- Texto de la página:
■ ■ ■

El origen de la pena ajena está en el momento en que las intenciones no coinciden con el resultado, como cuando alguien cuenta un chiste que no da risa. O cuando alguien hace un thriller que no emociona o una historia de terror que no da miedo. Y Morgan es ambas. En ella, Kate Mara interpreta a una agente de una compañía siniestra que va a investigar el fracaso aparente de un grupo de científicos, luego de que el experimento en el que han estado trabajando (una niña creada artificialmente con ADN modificado) se saliera de control.

Lo vergonzoso de este asunto viene principalmente de dos lados: un guion divagante, predecible y con diálogos salidos de un diccionario de lugares comunes a la Hollywood, y una puesta en escena extremadamente barata en donde todo (los vestuarios, la escenografía, la luz y hasta la manera en que están parados los personajes a cuadro) se ve aburrido o feo. Antes de hacer esta película, Luke Scott trabajó como director de la segunda unidad en The Martian (2015), y si bien la más reciente entrega de Ridley Scott tampoco contó con un argumento medianamente inteligente, al menos no puede acusársele de tener mala apariencia o de desperdiciar a sus actores.

Pena ajena, por cierto, también da ver cómo se desaprovecha un reparto que tiene a Paul Giamatti (quizás la única actuación entretenida en toda la función), Jennifer Jason Leigh y la nueva promesa recién salida de The Witch: A New England Folktale (2015), Anya Taylor-Joy, que, al igual que Rose Leslie (egresada de la academia actoral que es Game of Thrones), parece haber empezado su carrera en las grandes ligas estadounidenses con el pie izquierdo.

■ ■ ■

Líneas de datos

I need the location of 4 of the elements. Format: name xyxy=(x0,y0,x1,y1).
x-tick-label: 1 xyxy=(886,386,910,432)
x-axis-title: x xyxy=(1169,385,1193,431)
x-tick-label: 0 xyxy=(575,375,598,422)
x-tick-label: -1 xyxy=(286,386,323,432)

■ ■ ■

- Tareas obligatorias:
#1 Responde estas preguntas a partir de la reseña sobre Morgan:
(a) ¿A quién interpreta Kate Mara en la película?
(b) ¿En qué película trabajó Luke Scott como director de la segunda unidad antes de hacer esta?
(c) ¿De quién es quizás la única actuación entretenida en toda la función?
#2 Transcribe literalmente todas las filas de datos, de la primera a la última.

- Respuestas por tarea:
#1
(a) A una agente de una compañía siniestra que va a investigar el fracaso aparente de un grupo de científicos.
(b) En The Martian (2015).
(c) De Paul Giamatti.

#2
I need the location of 4 of the elements. Format: name xyxy=(x0,y0,x1,y1).
x-tick-label: 1 xyxy=(886,386,910,432)
x-axis-title: x xyxy=(1169,385,1193,431)
x-tick-label: 0 xyxy=(575,375,598,422)
x-tick-label: -1 xyxy=(286,386,323,432)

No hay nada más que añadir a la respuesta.